Another substantial body of research has probed the experience of INMI as it occurs in everyday life. This body of research can be further divided into studies using diary and ESM methods. In diary studies, participants are typically asked to record details about all INMI episodes experienced over a set time period (e.g., 1 week). During ESM studies, a researcher contacts each participant a set number of times (e.g., twice per day for 5 days) and asks them to report details of their current or recent INMI episodes. These naturalistic approaches have revealed insights on individual INMI episodes and the everyday situations surrounding their occurrence, including environmental triggers and concurrent activities. Finally, studies employing computational analysis have used such methods to analyze a large corpus of textual data describing INMI experiences (Liikkanen, Toivanen, & Jakubowski, 2015) and a corpus of pop songs typically reported as INMI (Jakubowski, Finkel, Stewart, & Müllensiefen, 2017).

■ **PROMPT A**
Answer these questions using the passage on INMI research:
(i) What example time period does it give for diary studies?
(ii) What example contact schedule does it give for ESM studies?
(iii) What corpus did the 2017 study by Jakubowski, Finkel, Stewart, and Müllensiefen analyze?
■ **PROMPT B**
Using the passage on INMI research, explain how diary studies and ESM studies differ in the way they collect reports of INMI episodes.
■ **PROMPT C**
Carry on the passage on INMI research from its final sentence.
The data that comes next has no connection to the passage on INMI research.

■ **DATASET**
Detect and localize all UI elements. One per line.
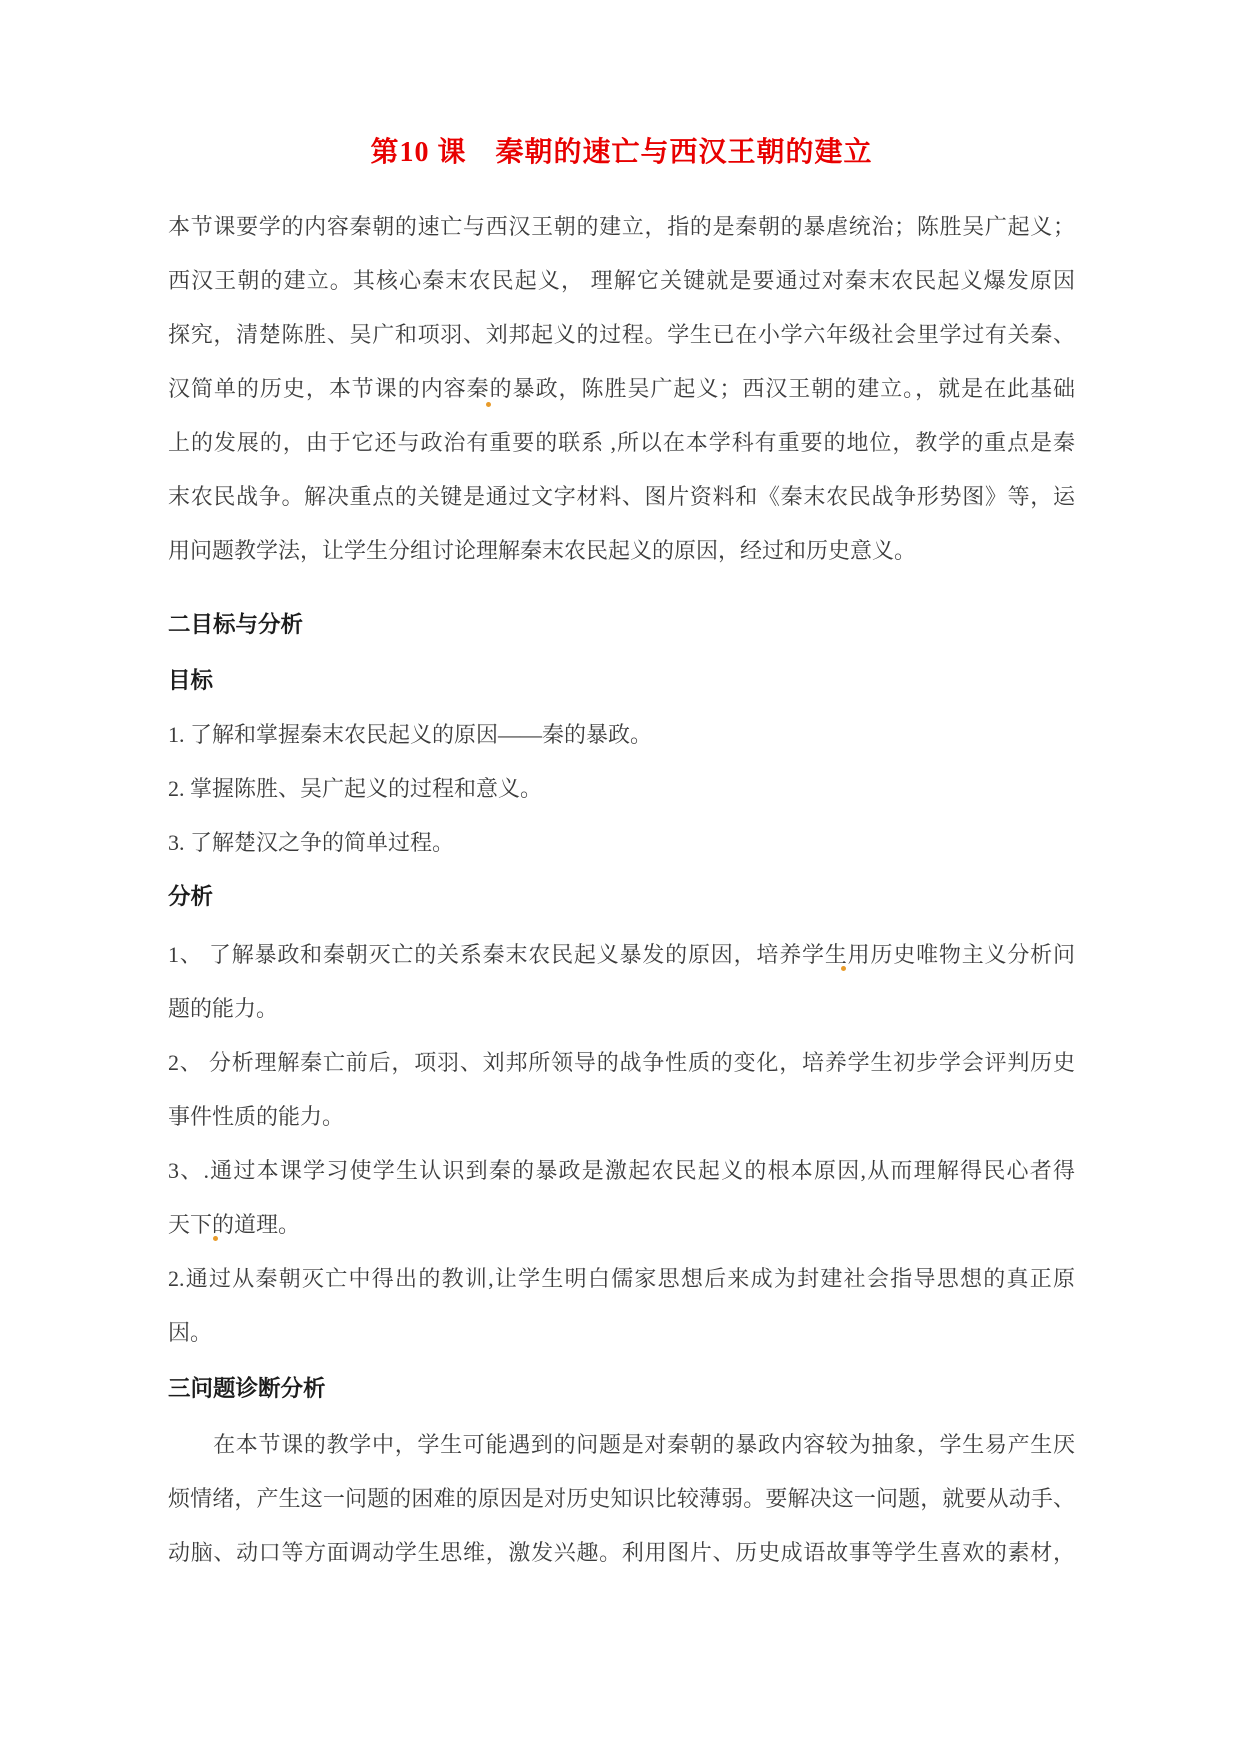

* * *

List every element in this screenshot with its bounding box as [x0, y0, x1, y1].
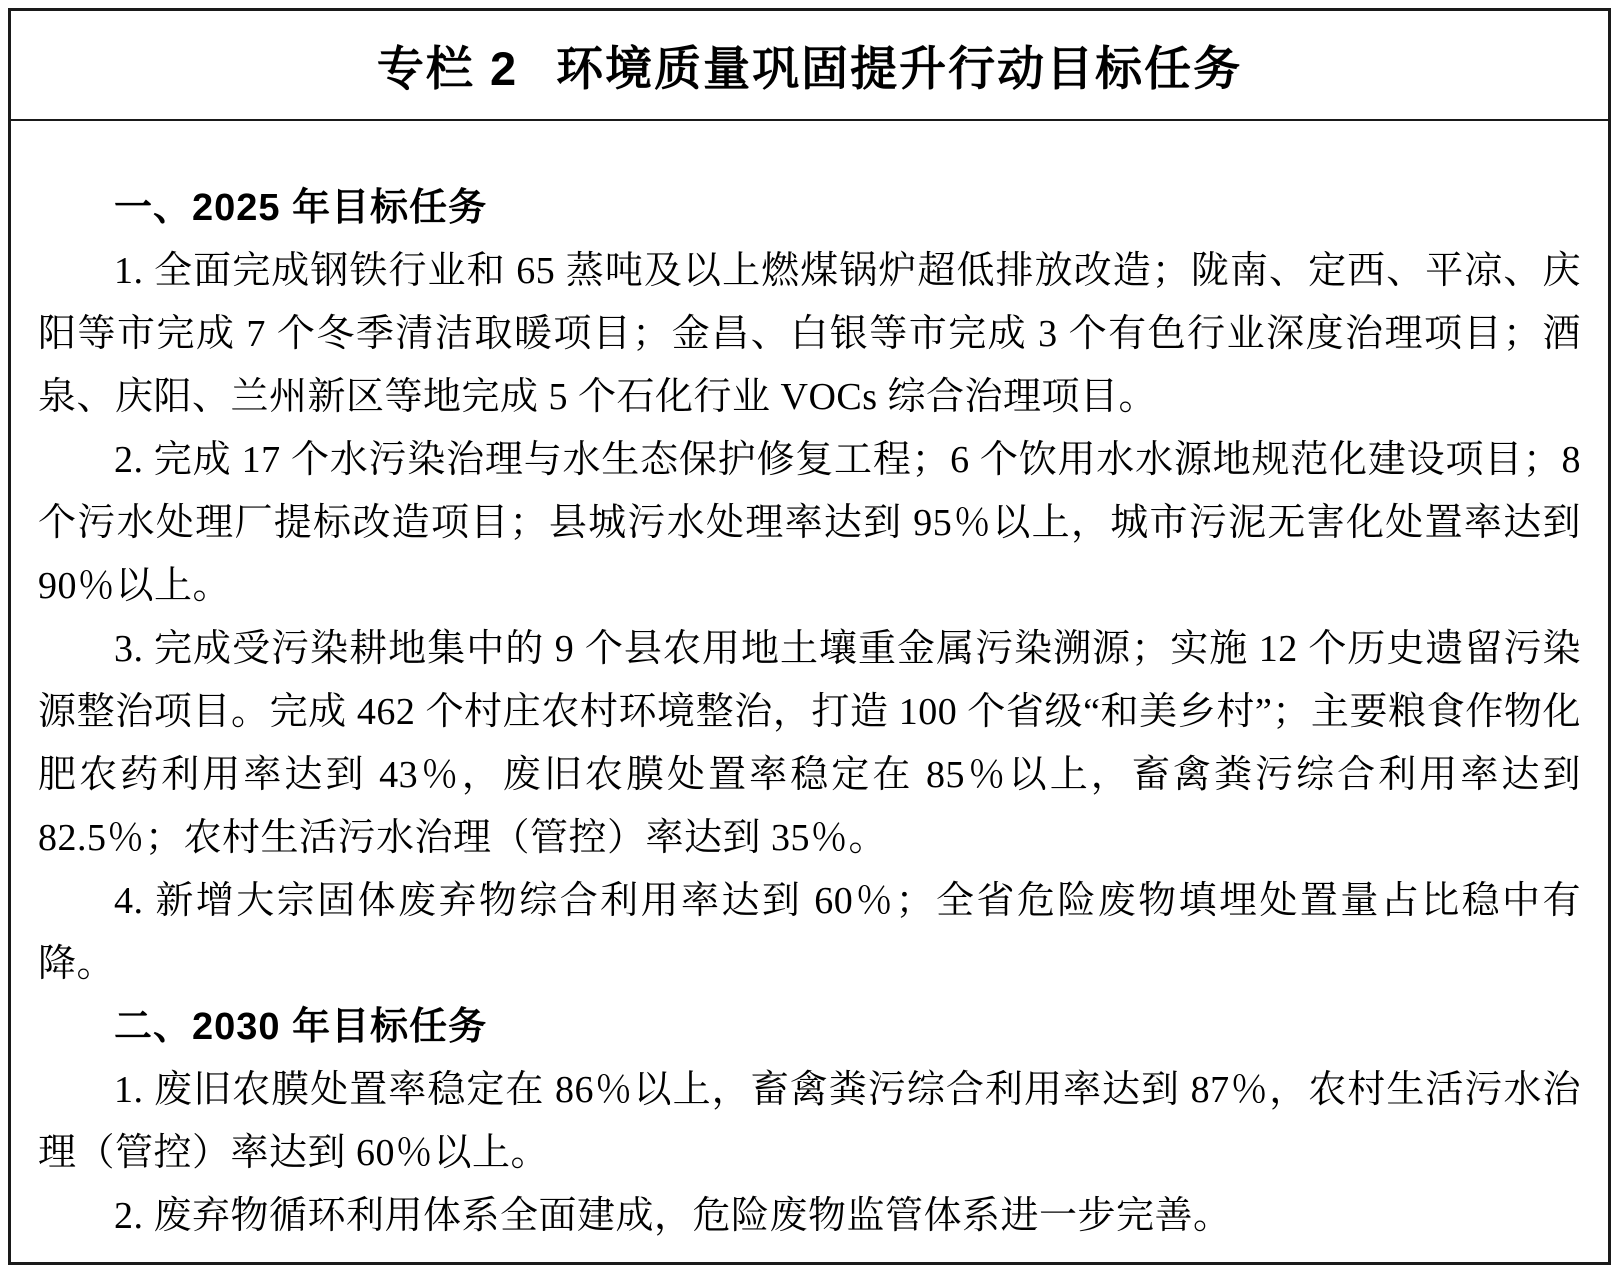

■ **RESPONSE A**
(i) One week.
(ii) Twice per day for 5 days.
(iii) A corpus of pop songs typically reported as INMI.

■ **RESPONSE B**
In diary studies, participants record details of every INMI episode they experience over a set period, such as one week. In ESM studies, a researcher contacts each participant a set number of times, such as twice a day for 5 days. At each contact, participants report details of their current or recent episodes.

■ **RESPONSE C**
Types and timing of self-report data collection methods

The most fundamental question in conducting INMI research is, “Can valid and reliable evidence on the subject be obtained?” All studies of INMI have relied on some variation of self-report methods, including both paper-based (e.g., Floridou & Müllensiefen, 2015) and digital (e.g., Liikkanen, 2012a) approaches. Most reporting has been direct and retrospective, which involves answering overt questions about musical imagery experiences with some delay, which has ranged from seconds (Beaty et al., 2013) to minutes (Bailes, 2007) in ESM studies, and may be substantially longer in survey studies. In rare instances, researchers have asked participants to document ongoing, concurrent INMI experiences—for example, by tapping to the beat of INMI and storing data on a wrist-worn accelerometer (Jakubowski, Farrugia, Halpern, Sankarpandi, & Stewart, 2015), or using an interactive voice response system (Beaty et al., 2013).

Four methodological variations for collecting self-report data have been used in INMI research (see Fig. 3). Spontaneous reports are typically generated in nonexperimental settings and without direct questioning, but can be retrieved in the right kind of corpora (e.g., from social media; Liikkanen et al., 2015). Under research circumstances, people produce mindful reports that are either externally cued (probe-caught) or self-initiated (self-caught). Probed reports can further directly or indirectly address INMI, depending on whether the participants know the real aim of the study or not (Floridou, Williamson, & Stewart, 2017).

Fig. 3
figure 3

Approaches to self-report data collection on INMI experiences. Adapted from Liikkanen (2018)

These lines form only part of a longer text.